What you should do: In the material below, find every line with "touched" and pull it out.

◇ ◇ ◇ ◇

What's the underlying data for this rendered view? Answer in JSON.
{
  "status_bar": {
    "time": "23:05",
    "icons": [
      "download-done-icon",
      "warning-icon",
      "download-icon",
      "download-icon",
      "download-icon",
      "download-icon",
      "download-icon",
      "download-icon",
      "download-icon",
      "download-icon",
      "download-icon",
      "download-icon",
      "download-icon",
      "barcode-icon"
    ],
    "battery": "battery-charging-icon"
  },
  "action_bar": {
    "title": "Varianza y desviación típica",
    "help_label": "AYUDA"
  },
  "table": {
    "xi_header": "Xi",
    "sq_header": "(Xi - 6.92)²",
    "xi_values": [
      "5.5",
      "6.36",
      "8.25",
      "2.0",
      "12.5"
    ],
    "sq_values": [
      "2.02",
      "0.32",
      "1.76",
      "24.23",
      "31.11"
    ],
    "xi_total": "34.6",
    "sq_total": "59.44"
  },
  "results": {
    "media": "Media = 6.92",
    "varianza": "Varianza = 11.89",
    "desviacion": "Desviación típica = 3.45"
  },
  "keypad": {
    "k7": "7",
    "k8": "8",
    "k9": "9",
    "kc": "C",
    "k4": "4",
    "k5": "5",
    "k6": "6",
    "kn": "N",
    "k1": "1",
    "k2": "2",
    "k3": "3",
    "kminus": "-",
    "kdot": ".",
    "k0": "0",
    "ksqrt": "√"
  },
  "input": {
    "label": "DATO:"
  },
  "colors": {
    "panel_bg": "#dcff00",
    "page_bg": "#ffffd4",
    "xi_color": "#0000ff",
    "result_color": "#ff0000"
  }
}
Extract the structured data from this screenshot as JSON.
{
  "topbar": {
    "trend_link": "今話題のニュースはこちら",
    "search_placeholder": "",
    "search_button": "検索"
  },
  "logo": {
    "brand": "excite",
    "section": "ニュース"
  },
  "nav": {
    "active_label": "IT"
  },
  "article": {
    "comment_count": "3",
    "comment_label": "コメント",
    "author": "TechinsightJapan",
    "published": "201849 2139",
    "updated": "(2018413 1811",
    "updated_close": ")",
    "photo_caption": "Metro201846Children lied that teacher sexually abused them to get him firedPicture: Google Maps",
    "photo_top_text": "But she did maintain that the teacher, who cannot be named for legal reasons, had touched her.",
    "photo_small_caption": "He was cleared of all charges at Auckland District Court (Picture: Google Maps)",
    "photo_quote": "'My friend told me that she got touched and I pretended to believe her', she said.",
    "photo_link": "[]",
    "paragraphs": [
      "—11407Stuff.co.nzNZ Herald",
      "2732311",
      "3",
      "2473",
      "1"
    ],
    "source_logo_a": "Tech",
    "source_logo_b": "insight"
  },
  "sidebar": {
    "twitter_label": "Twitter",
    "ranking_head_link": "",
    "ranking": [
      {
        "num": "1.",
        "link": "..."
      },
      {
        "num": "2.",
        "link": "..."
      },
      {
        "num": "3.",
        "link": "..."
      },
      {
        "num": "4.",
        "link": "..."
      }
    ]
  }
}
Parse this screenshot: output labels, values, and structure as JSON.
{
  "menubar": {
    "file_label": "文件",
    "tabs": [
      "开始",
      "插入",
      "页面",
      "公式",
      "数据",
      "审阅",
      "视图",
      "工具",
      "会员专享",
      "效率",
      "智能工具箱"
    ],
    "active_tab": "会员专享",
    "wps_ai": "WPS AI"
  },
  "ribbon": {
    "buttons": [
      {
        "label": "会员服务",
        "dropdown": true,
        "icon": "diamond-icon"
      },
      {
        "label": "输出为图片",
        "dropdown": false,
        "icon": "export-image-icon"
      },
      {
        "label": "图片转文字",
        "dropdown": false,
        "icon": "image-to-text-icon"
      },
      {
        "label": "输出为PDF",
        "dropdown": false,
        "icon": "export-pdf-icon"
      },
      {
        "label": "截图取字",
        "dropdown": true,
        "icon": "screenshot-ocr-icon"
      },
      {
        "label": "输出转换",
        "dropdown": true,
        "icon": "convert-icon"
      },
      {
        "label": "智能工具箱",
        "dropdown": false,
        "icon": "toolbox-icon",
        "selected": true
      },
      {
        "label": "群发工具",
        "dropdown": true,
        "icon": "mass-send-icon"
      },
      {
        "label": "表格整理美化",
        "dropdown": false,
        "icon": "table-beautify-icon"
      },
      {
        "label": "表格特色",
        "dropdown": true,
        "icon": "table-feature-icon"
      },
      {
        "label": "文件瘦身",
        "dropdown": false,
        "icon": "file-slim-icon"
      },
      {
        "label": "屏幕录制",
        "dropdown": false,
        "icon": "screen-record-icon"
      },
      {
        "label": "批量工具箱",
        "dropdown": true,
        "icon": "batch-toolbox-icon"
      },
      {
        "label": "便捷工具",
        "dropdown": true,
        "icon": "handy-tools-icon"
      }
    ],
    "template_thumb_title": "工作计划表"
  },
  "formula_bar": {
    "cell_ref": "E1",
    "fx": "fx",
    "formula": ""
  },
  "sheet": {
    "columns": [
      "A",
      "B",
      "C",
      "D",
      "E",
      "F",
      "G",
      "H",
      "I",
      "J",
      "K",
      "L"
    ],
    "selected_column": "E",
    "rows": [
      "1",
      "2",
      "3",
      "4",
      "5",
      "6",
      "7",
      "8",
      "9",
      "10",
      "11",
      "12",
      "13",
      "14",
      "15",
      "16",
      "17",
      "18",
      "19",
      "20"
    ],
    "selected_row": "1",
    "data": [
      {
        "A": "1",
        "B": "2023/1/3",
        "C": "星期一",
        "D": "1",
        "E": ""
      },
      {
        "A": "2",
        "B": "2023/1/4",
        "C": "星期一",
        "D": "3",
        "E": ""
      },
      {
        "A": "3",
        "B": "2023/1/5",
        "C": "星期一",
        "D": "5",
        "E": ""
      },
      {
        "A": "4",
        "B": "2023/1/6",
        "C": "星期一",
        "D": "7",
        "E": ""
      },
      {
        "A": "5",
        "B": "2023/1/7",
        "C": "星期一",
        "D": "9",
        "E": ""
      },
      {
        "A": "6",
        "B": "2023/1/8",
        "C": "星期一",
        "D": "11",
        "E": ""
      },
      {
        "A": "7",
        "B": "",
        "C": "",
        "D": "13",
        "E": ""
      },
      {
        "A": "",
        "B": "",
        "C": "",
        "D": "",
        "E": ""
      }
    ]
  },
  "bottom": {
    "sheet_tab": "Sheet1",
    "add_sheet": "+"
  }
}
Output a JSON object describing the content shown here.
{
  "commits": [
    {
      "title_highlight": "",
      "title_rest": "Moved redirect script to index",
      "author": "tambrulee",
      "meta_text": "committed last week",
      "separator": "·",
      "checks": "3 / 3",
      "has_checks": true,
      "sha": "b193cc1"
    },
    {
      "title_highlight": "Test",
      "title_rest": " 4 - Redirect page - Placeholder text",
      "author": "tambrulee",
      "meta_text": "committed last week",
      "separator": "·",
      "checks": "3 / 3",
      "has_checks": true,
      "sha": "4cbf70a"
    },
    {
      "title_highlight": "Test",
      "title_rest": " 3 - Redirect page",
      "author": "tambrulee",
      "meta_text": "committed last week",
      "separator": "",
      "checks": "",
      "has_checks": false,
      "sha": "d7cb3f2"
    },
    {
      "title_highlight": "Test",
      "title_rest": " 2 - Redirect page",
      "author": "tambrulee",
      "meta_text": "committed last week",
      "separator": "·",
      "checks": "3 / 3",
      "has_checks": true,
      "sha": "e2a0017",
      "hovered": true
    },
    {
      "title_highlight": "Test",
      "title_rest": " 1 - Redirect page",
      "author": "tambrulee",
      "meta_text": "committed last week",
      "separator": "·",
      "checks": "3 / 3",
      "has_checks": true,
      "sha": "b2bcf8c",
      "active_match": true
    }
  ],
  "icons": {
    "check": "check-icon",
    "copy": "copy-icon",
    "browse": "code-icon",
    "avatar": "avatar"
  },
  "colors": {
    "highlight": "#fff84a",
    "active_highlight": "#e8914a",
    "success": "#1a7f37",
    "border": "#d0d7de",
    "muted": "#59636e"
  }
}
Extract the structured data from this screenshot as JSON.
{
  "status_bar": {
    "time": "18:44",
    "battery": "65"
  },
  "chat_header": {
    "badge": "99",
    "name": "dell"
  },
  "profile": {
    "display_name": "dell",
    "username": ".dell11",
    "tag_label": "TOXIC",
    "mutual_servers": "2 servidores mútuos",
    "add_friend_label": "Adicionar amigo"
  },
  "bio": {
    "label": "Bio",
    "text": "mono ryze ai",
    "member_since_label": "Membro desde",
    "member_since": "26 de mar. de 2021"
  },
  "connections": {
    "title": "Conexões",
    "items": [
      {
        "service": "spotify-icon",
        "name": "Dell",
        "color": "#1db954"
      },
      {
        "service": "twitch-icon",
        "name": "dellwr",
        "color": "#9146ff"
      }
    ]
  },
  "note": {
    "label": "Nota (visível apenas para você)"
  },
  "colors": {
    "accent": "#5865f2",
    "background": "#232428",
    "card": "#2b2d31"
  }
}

◇ ◇ ◇ ◇

Solution for this problem:
    "photo_top_text": "But she did maintain that the teacher, who cannot be named for legal reasons, had touched her.",
    "photo_quote": "'My friend told me that she got touched and I pretended to believe her', she said.",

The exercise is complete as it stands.